**Work instructions**
Retype each record below word for word. Leave the pictures out.

**Record excerpts**
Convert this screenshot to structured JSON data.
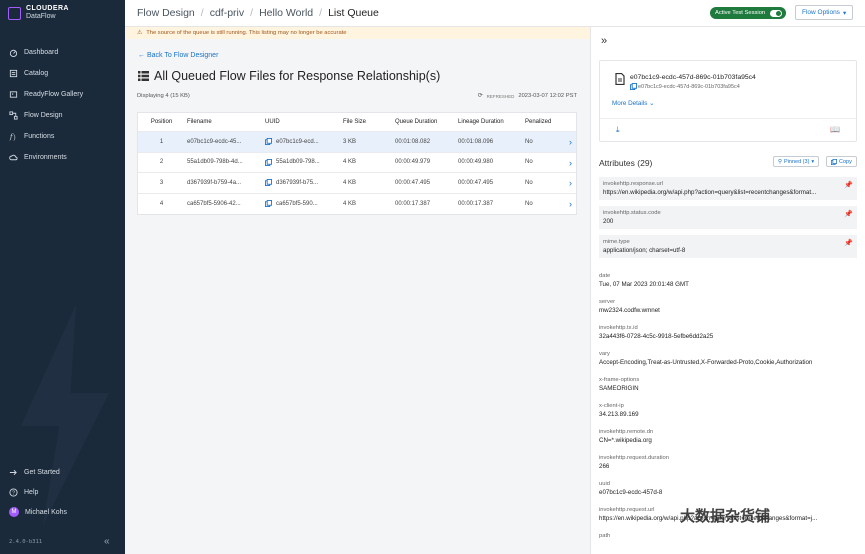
{
  "brand": {
    "line1": "CLOUDERA",
    "line2": "DataFlow"
  },
  "nav": [
    {
      "label": "Dashboard",
      "icon": "dashboard-icon"
    },
    {
      "label": "Catalog",
      "icon": "catalog-icon"
    },
    {
      "label": "ReadyFlow Gallery",
      "icon": "gallery-icon"
    },
    {
      "label": "Flow Design",
      "icon": "flow-design-icon"
    },
    {
      "label": "Functions",
      "icon": "functions-icon"
    },
    {
      "label": "Environments",
      "icon": "environments-icon"
    }
  ],
  "nav_bottom": [
    {
      "label": "Get Started"
    },
    {
      "label": "Help"
    },
    {
      "label": "Michael Kohs",
      "avatar": "M"
    }
  ],
  "version": "2.4.0-b311",
  "breadcrumb": [
    "Flow Design",
    "cdf-priv",
    "Hello World",
    "List Queue"
  ],
  "session": {
    "label": "Active Test Session"
  },
  "flow_options": {
    "label": "Flow Options"
  },
  "warning": "The source of the queue is still running. This listing may no longer be accurate",
  "back_link": "Back To Flow Designer",
  "page_title": "All Queued Flow Files for Response Relationship(s)",
  "displaying": "Displaying 4 (15 KB)",
  "refreshed": {
    "label": "Refreshed",
    "time": "2023-03-07 12:02 PST"
  },
  "table": {
    "headers": [
      "Position",
      "Filename",
      "UUID",
      "File Size",
      "Queue Duration",
      "Lineage Duration",
      "Penalized"
    ],
    "rows": [
      [
        "1",
        "e07bc1c9-ecdc-45...",
        "e07bc1c9-ecd...",
        "3 KB",
        "00:01:08.082",
        "00:01:08.096",
        "No"
      ],
      [
        "2",
        "55a1db09-798b-4d...",
        "55a1db09-798...",
        "4 KB",
        "00:00:49.979",
        "00:00:49.980",
        "No"
      ],
      [
        "3",
        "d367939f-b759-4a...",
        "d367939f-b75...",
        "4 KB",
        "00:00:47.495",
        "00:00:47.495",
        "No"
      ],
      [
        "4",
        "ca657bf5-5906-42...",
        "ca657bf5-590...",
        "4 KB",
        "00:00:17.387",
        "00:00:17.387",
        "No"
      ]
    ]
  },
  "panel": {
    "filename": "e07bc1c9-ecdc-457d-869c-01b703fa95c4",
    "uuid": "e07bc1c9-ecdc-457d-869c-01b703fa95c4",
    "more_details": "More Details",
    "attributes_title": "Attributes (29)",
    "pinned_label": "Pinned (3)",
    "copy_label": "Copy",
    "pinned_attrs": [
      {
        "key": "invokehttp.response.url",
        "value": "https://en.wikipedia.org/w/api.php?action=query&list=recentchanges&format..."
      },
      {
        "key": "invokehttp.status.code",
        "value": "200"
      },
      {
        "key": "mime.type",
        "value": "application/json; charset=utf-8"
      }
    ],
    "attrs": [
      {
        "key": "date",
        "value": "Tue, 07 Mar 2023 20:01:48 GMT"
      },
      {
        "key": "server",
        "value": "mw2324.codfw.wmnet"
      },
      {
        "key": "invokehttp.tx.id",
        "value": "32a443f6-0728-4c5c-9918-5efbe6dd2a25"
      },
      {
        "key": "vary",
        "value": "Accept-Encoding,Treat-as-Untrusted,X-Forwarded-Proto,Cookie,Authorization"
      },
      {
        "key": "x-frame-options",
        "value": "SAMEORIGIN"
      },
      {
        "key": "x-client-ip",
        "value": "34.213.89.169"
      },
      {
        "key": "invokehttp.remote.dn",
        "value": "CN=*.wikipedia.org"
      },
      {
        "key": "invokehttp.request.duration",
        "value": "266"
      },
      {
        "key": "uuid",
        "value": "e07bc1c9-ecdc-457d-8"
      },
      {
        "key": "invokehttp.request.url",
        "value": "https://en.wikipedia.org/w/api.php?action=query&list=recentchanges&format=j..."
      },
      {
        "key": "path",
        "value": ""
      }
    ]
  },
  "watermark": "大数据杂货铺",
  "colors": {
    "sidebar": "#1b2a3a",
    "accent": "#1a73c8",
    "brand": "#a45cff",
    "session": "#1f7a3e"
  }
}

**Solution**
Convert this screenshot to structured JSON data.
{
  "brand": {
    "line1": "CLOUDERA",
    "line2": "DataFlow"
  },
  "nav": [
    {
      "label": "Dashboard",
      "icon": "dashboard-icon"
    },
    {
      "label": "Catalog",
      "icon": "catalog-icon"
    },
    {
      "label": "ReadyFlow Gallery",
      "icon": "gallery-icon"
    },
    {
      "label": "Flow Design",
      "icon": "flow-design-icon"
    },
    {
      "label": "Functions",
      "icon": "functions-icon"
    },
    {
      "label": "Environments",
      "icon": "environments-icon"
    }
  ],
  "nav_bottom": [
    {
      "label": "Get Started"
    },
    {
      "label": "Help"
    },
    {
      "label": "Michael Kohs",
      "avatar": "M"
    }
  ],
  "version": "2.4.0-b311",
  "breadcrumb": [
    "Flow Design",
    "cdf-priv",
    "Hello World",
    "List Queue"
  ],
  "session": {
    "label": "Active Test Session"
  },
  "flow_options": {
    "label": "Flow Options"
  },
  "warning": "The source of the queue is still running. This listing may no longer be accurate",
  "back_link": "Back To Flow Designer",
  "page_title": "All Queued Flow Files for Response Relationship(s)",
  "displaying": "Displaying 4 (15 KB)",
  "refreshed": {
    "label": "Refreshed",
    "time": "2023-03-07 12:02 PST"
  },
  "table": {
    "headers": [
      "Position",
      "Filename",
      "UUID",
      "File Size",
      "Queue Duration",
      "Lineage Duration",
      "Penalized"
    ],
    "rows": [
      [
        "1",
        "e07bc1c9-ecdc-45...",
        "e07bc1c9-ecd...",
        "3 KB",
        "00:01:08.082",
        "00:01:08.096",
        "No"
      ],
      [
        "2",
        "55a1db09-798b-4d...",
        "55a1db09-798...",
        "4 KB",
        "00:00:49.979",
        "00:00:49.980",
        "No"
      ],
      [
        "3",
        "d367939f-b759-4a...",
        "d367939f-b75...",
        "4 KB",
        "00:00:47.495",
        "00:00:47.495",
        "No"
      ],
      [
        "4",
        "ca657bf5-5906-42...",
        "ca657bf5-590...",
        "4 KB",
        "00:00:17.387",
        "00:00:17.387",
        "No"
      ]
    ]
  },
  "panel": {
    "filename": "e07bc1c9-ecdc-457d-869c-01b703fa95c4",
    "uuid": "e07bc1c9-ecdc-457d-869c-01b703fa95c4",
    "more_details": "More Details",
    "attributes_title": "Attributes (29)",
    "pinned_label": "Pinned (3)",
    "copy_label": "Copy",
    "pinned_attrs": [
      {
        "key": "invokehttp.response.url",
        "value": "https://en.wikipedia.org/w/api.php?action=query&list=recentchanges&format..."
      },
      {
        "key": "invokehttp.status.code",
        "value": "200"
      },
      {
        "key": "mime.type",
        "value": "application/json; charset=utf-8"
      }
    ],
    "attrs": [
      {
        "key": "date",
        "value": "Tue, 07 Mar 2023 20:01:48 GMT"
      },
      {
        "key": "server",
        "value": "mw2324.codfw.wmnet"
      },
      {
        "key": "invokehttp.tx.id",
        "value": "32a443f6-0728-4c5c-9918-5efbe6dd2a25"
      },
      {
        "key": "vary",
        "value": "Accept-Encoding,Treat-as-Untrusted,X-Forwarded-Proto,Cookie,Authorization"
      },
      {
        "key": "x-frame-options",
        "value": "SAMEORIGIN"
      },
      {
        "key": "x-client-ip",
        "value": "34.213.89.169"
      },
      {
        "key": "invokehttp.remote.dn",
        "value": "CN=*.wikipedia.org"
      },
      {
        "key": "invokehttp.request.duration",
        "value": "266"
      },
      {
        "key": "uuid",
        "value": "e07bc1c9-ecdc-457d-8"
      },
      {
        "key": "invokehttp.request.url",
        "value": "https://en.wikipedia.org/w/api.php?action=query&list=recentchanges&format=j..."
      },
      {
        "key": "path",
        "value": ""
      }
    ]
  },
  "watermark": "大数据杂货铺",
  "colors": {
    "sidebar": "#1b2a3a",
    "accent": "#1a73c8",
    "brand": "#a45cff",
    "session": "#1f7a3e"
  }
}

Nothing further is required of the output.